Data items
——————
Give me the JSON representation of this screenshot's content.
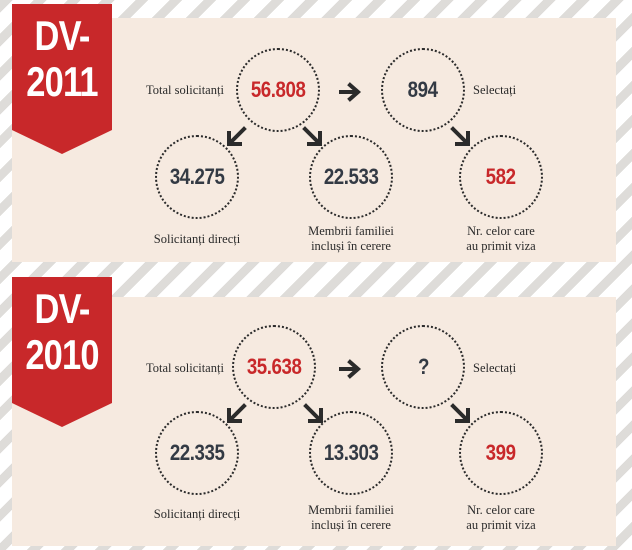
{
  "panels": [
    {
      "ribbon": [
        "DV-",
        "2011"
      ],
      "total_label": "Total solicitanți",
      "total_value": "56.808",
      "selected_value": "894",
      "selected_label": "Selectați",
      "direct_value": "34.275",
      "direct_label": "Solicitanți direcți",
      "family_value": "22.533",
      "family_label": [
        "Membrii familiei",
        "incluși în cerere"
      ],
      "visa_value": "582",
      "visa_label": [
        "Nr. celor care",
        "au primit viza"
      ]
    },
    {
      "ribbon": [
        "DV-",
        "2010"
      ],
      "total_label": "Total solicitanți",
      "total_value": "35.638",
      "selected_value": "?",
      "selected_label": "Selectați",
      "direct_value": "22.335",
      "direct_label": "Solicitanți direcți",
      "family_value": "13.303",
      "family_label": [
        "Membrii familiei",
        "incluși în cerere"
      ],
      "visa_value": "399",
      "visa_label": [
        "Nr. celor care",
        "au primit viza"
      ]
    }
  ],
  "colors": {
    "accent": "#c8282a",
    "panel": "#f6eae0",
    "number": "#333a44"
  },
  "icons": [
    "arrow-right-icon",
    "arrow-down-left-icon",
    "arrow-down-right-icon"
  ]
}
——————
▸ **Directive**
Give back the entries verbatim. Do not include any picture.

▸ **Response to the task**
Give me the JSON representation of this screenshot's content.
{
  "panels": [
    {
      "ribbon": [
        "DV-",
        "2011"
      ],
      "total_label": "Total solicitanți",
      "total_value": "56.808",
      "selected_value": "894",
      "selected_label": "Selectați",
      "direct_value": "34.275",
      "direct_label": "Solicitanți direcți",
      "family_value": "22.533",
      "family_label": [
        "Membrii familiei",
        "incluși în cerere"
      ],
      "visa_value": "582",
      "visa_label": [
        "Nr. celor care",
        "au primit viza"
      ]
    },
    {
      "ribbon": [
        "DV-",
        "2010"
      ],
      "total_label": "Total solicitanți",
      "total_value": "35.638",
      "selected_value": "?",
      "selected_label": "Selectați",
      "direct_value": "22.335",
      "direct_label": "Solicitanți direcți",
      "family_value": "13.303",
      "family_label": [
        "Membrii familiei",
        "incluși în cerere"
      ],
      "visa_value": "399",
      "visa_label": [
        "Nr. celor care",
        "au primit viza"
      ]
    }
  ],
  "colors": {
    "accent": "#c8282a",
    "panel": "#f6eae0",
    "number": "#333a44"
  },
  "icons": [
    "arrow-right-icon",
    "arrow-down-left-icon",
    "arrow-down-right-icon"
  ]
}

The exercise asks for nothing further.